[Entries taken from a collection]
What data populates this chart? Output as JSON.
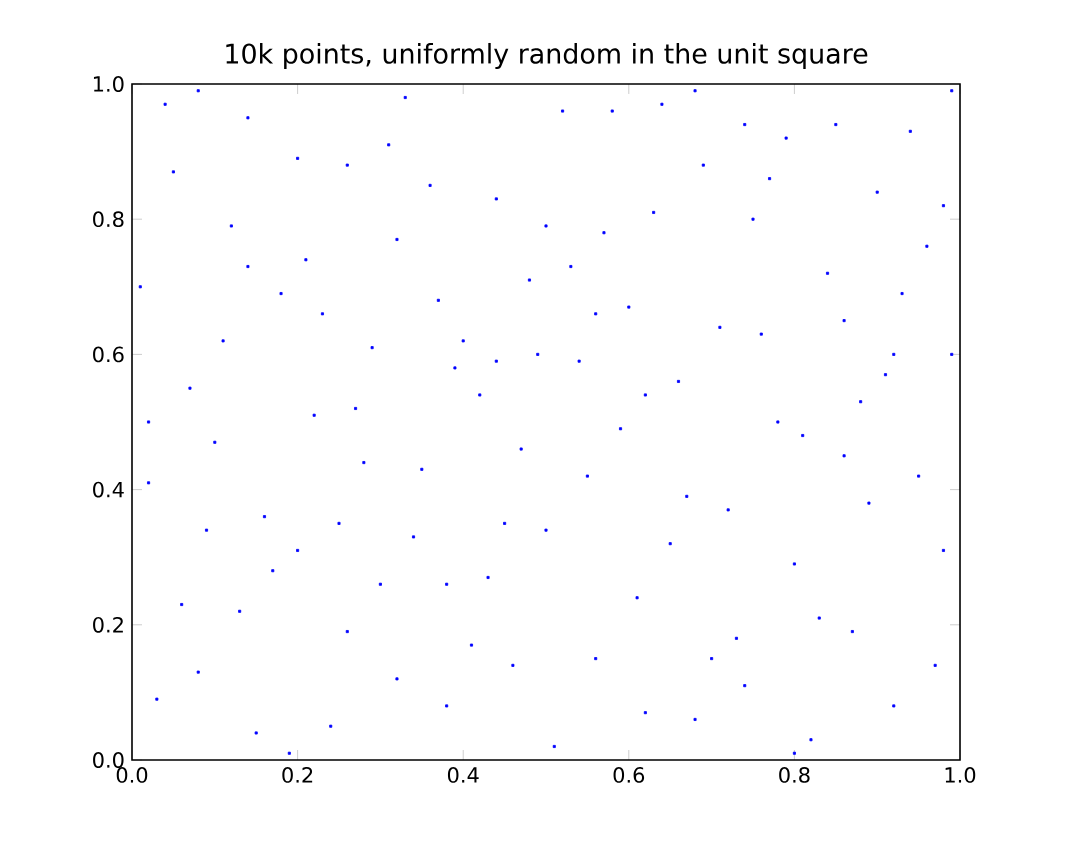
{
  "chart_data": {
    "type": "scatter",
    "title": "10k points, uniformly random in the unit square",
    "series": [
      {
        "color": "#0000ff",
        "x": [
          0.02,
          0.05,
          0.08,
          0.11,
          0.14,
          0.17,
          0.21,
          0.24,
          0.27,
          0.31,
          0.34,
          0.37,
          0.41,
          0.44,
          0.47,
          0.51,
          0.54,
          0.57,
          0.61,
          0.64,
          0.67,
          0.71,
          0.74,
          0.77,
          0.81,
          0.84,
          0.87,
          0.91,
          0.94,
          0.98,
          0.03,
          0.07,
          0.12,
          0.16,
          0.19,
          0.23,
          0.28,
          0.32,
          0.36,
          0.39,
          0.43,
          0.48,
          0.52,
          0.56,
          0.59,
          0.63,
          0.68,
          0.72,
          0.76,
          0.79,
          0.83,
          0.88,
          0.92,
          0.96,
          0.99,
          0.01,
          0.06,
          0.1,
          0.15,
          0.2,
          0.25,
          0.29,
          0.33,
          0.38,
          0.42,
          0.46,
          0.5,
          0.55,
          0.6,
          0.65,
          0.69,
          0.73,
          0.78,
          0.82,
          0.86,
          0.9,
          0.95,
          0.97,
          0.04,
          0.09,
          0.13,
          0.18,
          0.22,
          0.26,
          0.3,
          0.35,
          0.4,
          0.45,
          0.49,
          0.53,
          0.58,
          0.62,
          0.66,
          0.7,
          0.75,
          0.8,
          0.85,
          0.89,
          0.93,
          0.99,
          0.02,
          0.14,
          0.26,
          0.38,
          0.5,
          0.62,
          0.74,
          0.86,
          0.98,
          0.08,
          0.2,
          0.32,
          0.44,
          0.56,
          0.68,
          0.8,
          0.92
        ],
        "values": [
          0.41,
          0.87,
          0.13,
          0.62,
          0.95,
          0.28,
          0.74,
          0.05,
          0.52,
          0.91,
          0.33,
          0.68,
          0.17,
          0.83,
          0.46,
          0.02,
          0.59,
          0.78,
          0.24,
          0.97,
          0.39,
          0.64,
          0.11,
          0.86,
          0.48,
          0.72,
          0.19,
          0.57,
          0.93,
          0.31,
          0.09,
          0.55,
          0.79,
          0.36,
          0.01,
          0.66,
          0.44,
          0.12,
          0.85,
          0.58,
          0.27,
          0.71,
          0.96,
          0.15,
          0.49,
          0.81,
          0.06,
          0.37,
          0.63,
          0.92,
          0.21,
          0.53,
          0.08,
          0.76,
          0.99,
          0.7,
          0.23,
          0.47,
          0.04,
          0.89,
          0.35,
          0.61,
          0.98,
          0.26,
          0.54,
          0.14,
          0.79,
          0.42,
          0.67,
          0.32,
          0.88,
          0.18,
          0.5,
          0.03,
          0.65,
          0.84,
          0.42,
          0.14,
          0.97,
          0.34,
          0.22,
          0.69,
          0.51,
          0.88,
          0.26,
          0.43,
          0.62,
          0.35,
          0.6,
          0.73,
          0.96,
          0.07,
          0.56,
          0.15,
          0.8,
          0.29,
          0.94,
          0.38,
          0.69,
          0.6,
          0.5,
          0.73,
          0.19,
          0.08,
          0.34,
          0.54,
          0.94,
          0.45,
          0.82,
          0.99,
          0.31,
          0.77,
          0.59,
          0.66,
          0.99,
          0.01,
          0.6
        ]
      }
    ],
    "xlim": [
      0,
      1
    ],
    "ylim": [
      0,
      1
    ],
    "xticks": [
      {
        "value": 0,
        "label": "0.0"
      },
      {
        "value": 0.2,
        "label": "0.2"
      },
      {
        "value": 0.4,
        "label": "0.4"
      },
      {
        "value": 0.6,
        "label": "0.6"
      },
      {
        "value": 0.8,
        "label": "0.8"
      },
      {
        "value": 1,
        "label": "1.0"
      }
    ],
    "yticks": [
      {
        "value": 0,
        "label": "0.0"
      },
      {
        "value": 0.2,
        "label": "0.2"
      },
      {
        "value": 0.4,
        "label": "0.4"
      },
      {
        "value": 0.6,
        "label": "0.6"
      },
      {
        "value": 0.8,
        "label": "0.8"
      },
      {
        "value": 1,
        "label": "1.0"
      }
    ],
    "marker": "square"
  }
}
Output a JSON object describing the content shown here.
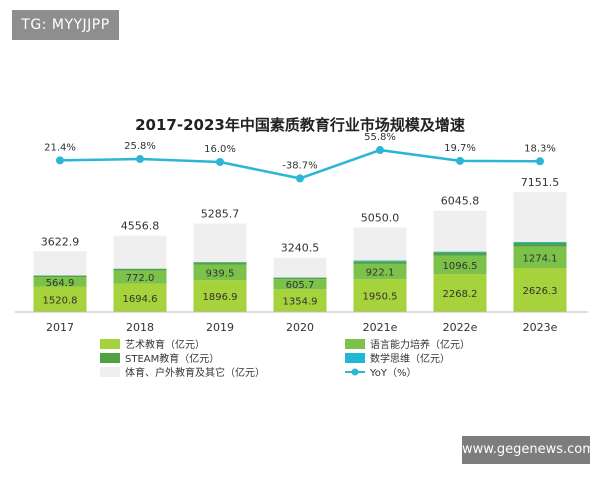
{
  "tag_label": "TG: MYYJJPP",
  "watermark_label": "www.gegenews.com",
  "chart_data": {
    "type": "bar",
    "title": "2017-2023年中国素质教育行业市场规模及增速",
    "categories": [
      "2017",
      "2018",
      "2019",
      "2020",
      "2021e",
      "2022e",
      "2023e"
    ],
    "totals": [
      3622.9,
      4556.8,
      5285.7,
      3240.5,
      5050.0,
      6045.8,
      7151.5
    ],
    "total_labels": [
      "3622.9",
      "4556.8",
      "5285.7",
      "3240.5",
      "5050.0",
      "6045.8",
      "7151.5"
    ],
    "series": [
      {
        "name": "艺术教育（亿元）",
        "values": [
          1520.8,
          1694.6,
          1896.9,
          1354.9,
          1950.5,
          2268.2,
          2626.3
        ],
        "labels": [
          "1520.8",
          "1694.6",
          "1896.9",
          "1354.9",
          "1950.5",
          "2268.2",
          "2626.3"
        ],
        "color": "#a6d23c"
      },
      {
        "name": "语言能力培养（亿元）",
        "values": [
          564.9,
          772.0,
          939.5,
          605.7,
          922.1,
          1096.5,
          1274.1
        ],
        "labels": [
          "564.9",
          "772.0",
          "939.5",
          "605.7",
          "922.1",
          "1096.5",
          "1274.1"
        ],
        "color": "#7cc24a"
      },
      {
        "name": "STEAM教育（亿元）",
        "values": [
          90,
          110,
          130,
          90,
          160,
          190,
          220
        ],
        "color": "#52a044"
      },
      {
        "name": "数学思维（亿元）",
        "values": [
          12,
          14,
          16,
          12,
          40,
          50,
          60
        ],
        "color": "#21b8d8"
      },
      {
        "name": "体育、户外教育及其它（亿元）",
        "values": [
          1435.2,
          1966.2,
          2303.3,
          1177.9,
          1977.4,
          2441.1,
          2971.1
        ],
        "color": "#efefef"
      }
    ],
    "yoy": {
      "name": "YoY（%）",
      "values": [
        21.4,
        25.8,
        16.0,
        -38.7,
        55.8,
        19.7,
        18.3
      ],
      "labels": [
        "21.4%",
        "25.8%",
        "16.0%",
        "-38.7%",
        "55.8%",
        "19.7%",
        "18.3%"
      ],
      "color": "#2cb5d6"
    },
    "legend": [
      {
        "label": "艺术教育（亿元）",
        "kind": "box",
        "color": "#a6d23c"
      },
      {
        "label": "语言能力培养（亿元）",
        "kind": "box",
        "color": "#7cc24a"
      },
      {
        "label": "STEAM教育（亿元）",
        "kind": "box",
        "color": "#52a044"
      },
      {
        "label": "数学思维（亿元）",
        "kind": "box",
        "color": "#21b8d8"
      },
      {
        "label": "体育、户外教育及其它（亿元）",
        "kind": "box",
        "color": "#efefef"
      },
      {
        "label": "YoY（%）",
        "kind": "line",
        "color": "#2cb5d6"
      }
    ],
    "legend_position": "bottom",
    "grid": false
  }
}
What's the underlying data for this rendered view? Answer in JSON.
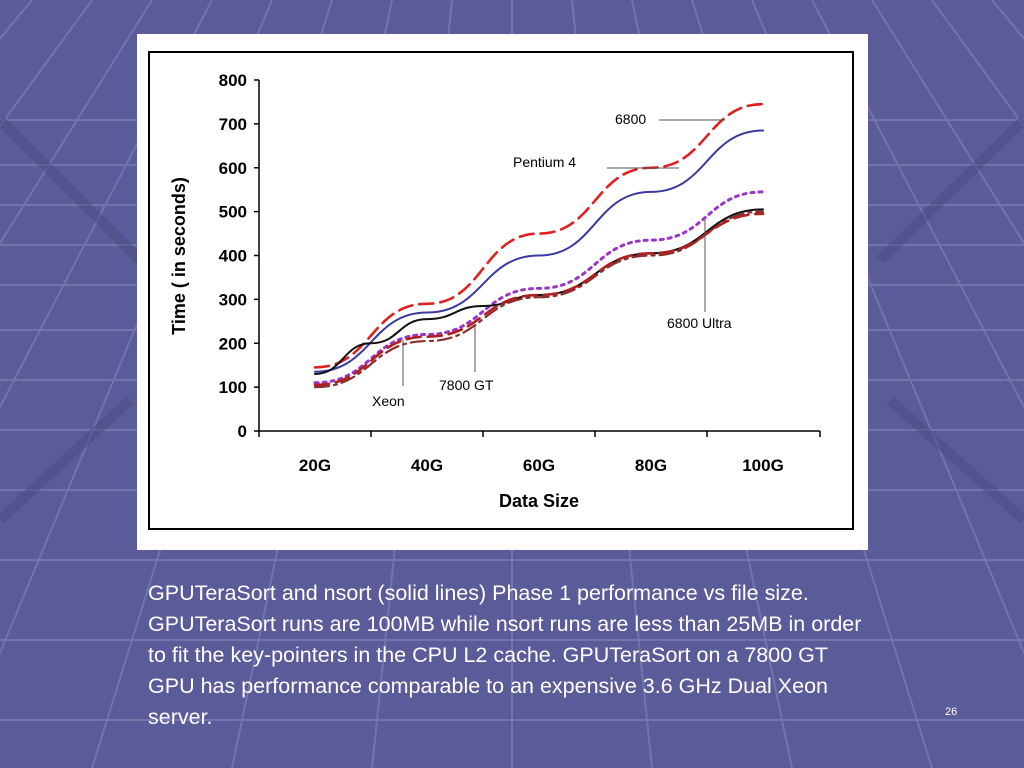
{
  "theme": {
    "background": "#5a5b98",
    "grid_line": "#8789bd",
    "grid_shadow": "#4a4a82",
    "text": "#ffffff"
  },
  "chart_data": {
    "type": "line",
    "xlabel": "Data Size",
    "ylabel": "Time ( in seconds)",
    "categories": [
      "20G",
      "40G",
      "60G",
      "80G",
      "100G"
    ],
    "x": [
      20,
      40,
      60,
      80,
      100
    ],
    "ylim": [
      0,
      800
    ],
    "yticks": [
      0,
      100,
      200,
      300,
      400,
      500,
      600,
      700,
      800
    ],
    "grid": false,
    "legend": "none (series labeled with callouts)",
    "series": [
      {
        "name": "6800",
        "color": "#e02020",
        "style": "dashed",
        "x": [
          20,
          40,
          60,
          80,
          100
        ],
        "values": [
          145,
          290,
          450,
          600,
          745
        ]
      },
      {
        "name": "Pentium 4",
        "color": "#3a3aa0",
        "style": "solid",
        "x": [
          20,
          40,
          60,
          80,
          100
        ],
        "values": [
          135,
          270,
          400,
          545,
          685
        ]
      },
      {
        "name": "",
        "color": "#9a35c8",
        "style": "dotted",
        "x": [
          20,
          40,
          60,
          80,
          100
        ],
        "values": [
          110,
          220,
          325,
          435,
          545
        ]
      },
      {
        "name": "6800 Ultra",
        "color": "#111111",
        "style": "solid",
        "x": [
          20,
          30,
          40,
          50,
          60,
          80,
          100
        ],
        "values": [
          130,
          200,
          255,
          285,
          310,
          405,
          505
        ]
      },
      {
        "name": "7800 GT",
        "color": "#8a3030",
        "style": "dash-dot",
        "x": [
          20,
          40,
          60,
          80,
          100
        ],
        "values": [
          100,
          205,
          305,
          400,
          500
        ]
      },
      {
        "name": "Xeon",
        "color": "#b02020",
        "style": "dashed",
        "x": [
          20,
          40,
          60,
          80,
          100
        ],
        "values": [
          105,
          215,
          310,
          405,
          495
        ]
      }
    ],
    "annotations": [
      {
        "text": "6800",
        "series": "6800",
        "x": 96,
        "y": 720
      },
      {
        "text": "Pentium 4",
        "series": "Pentium 4",
        "x": 86,
        "y": 600
      },
      {
        "text": "6800 Ultra",
        "series": "6800 Ultra",
        "x": 90,
        "y": 480
      },
      {
        "text": "7800 GT",
        "series": "7800 GT",
        "x": 38,
        "y": 240
      },
      {
        "text": "Xeon",
        "series": "Xeon",
        "x": 28,
        "y": 220
      }
    ]
  },
  "caption": "GPUTeraSort and nsort (solid lines) Phase 1 performance vs file size. GPUTeraSort runs are 100MB while nsort runs are less than 25MB in order to fit the key-pointers in the CPU L2 cache. GPUTeraSort on a 7800 GT GPU has performance comparable to an expensive 3.6 GHz Dual Xeon server.",
  "slide_number": "26"
}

Required task → What is the number of lines in the data that hold the word "户外教育及其它"? Reply with that number and nothing else.

Solution to this problem → 2